--- start of MATERIAL PROVIDED ---

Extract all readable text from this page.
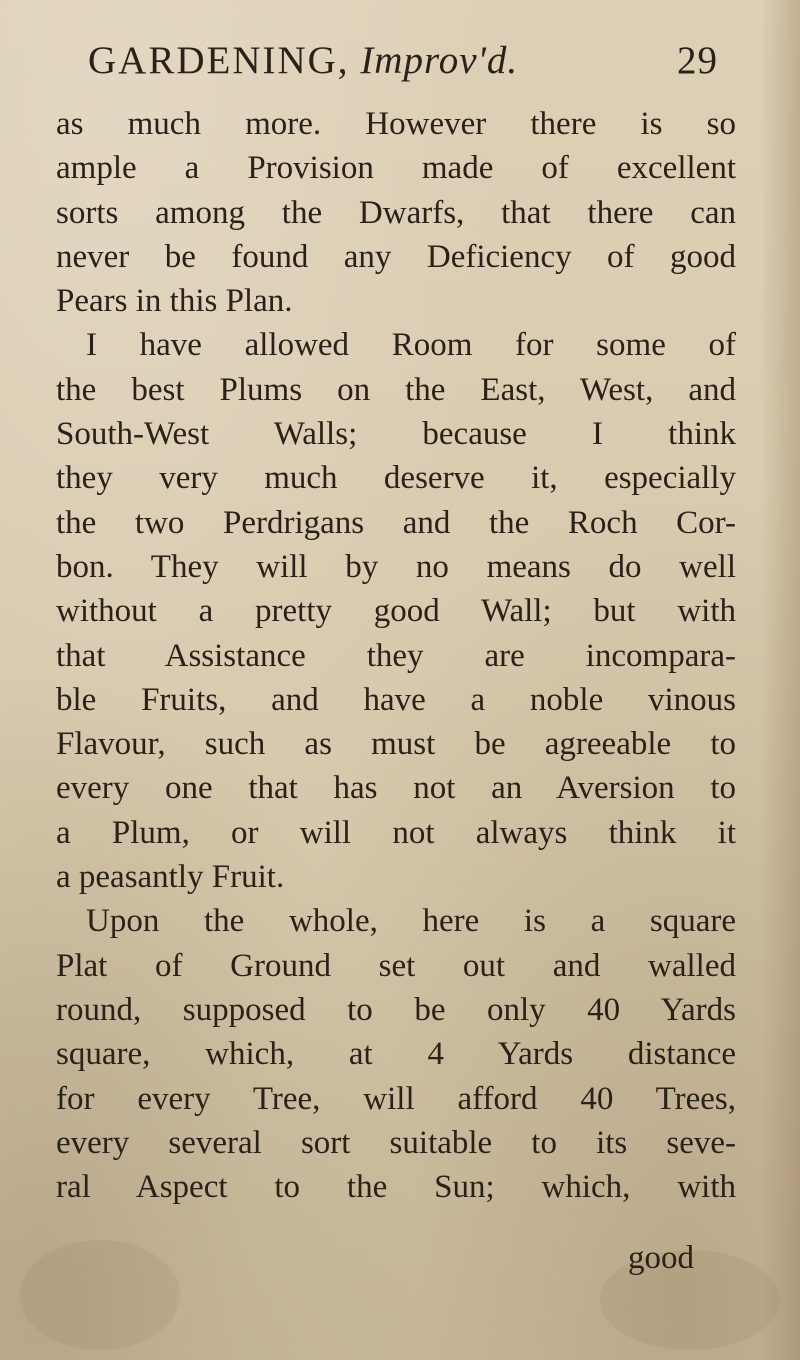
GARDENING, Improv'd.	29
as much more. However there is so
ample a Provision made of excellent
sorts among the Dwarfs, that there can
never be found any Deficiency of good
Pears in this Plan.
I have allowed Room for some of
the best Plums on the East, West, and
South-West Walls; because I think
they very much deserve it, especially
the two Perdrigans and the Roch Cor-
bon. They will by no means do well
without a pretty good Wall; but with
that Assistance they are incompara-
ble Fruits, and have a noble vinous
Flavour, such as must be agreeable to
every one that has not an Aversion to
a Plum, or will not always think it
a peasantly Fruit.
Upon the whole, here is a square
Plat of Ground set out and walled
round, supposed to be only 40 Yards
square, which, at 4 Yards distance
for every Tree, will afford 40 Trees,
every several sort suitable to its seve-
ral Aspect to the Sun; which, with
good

--- end of MATERIAL PROVIDED ---

→ **TASK REQUIREMENTS**
Count how many lines in the data above hold the string "square", and give the number with no other words.

→ **THE COMPLETED TASK**
2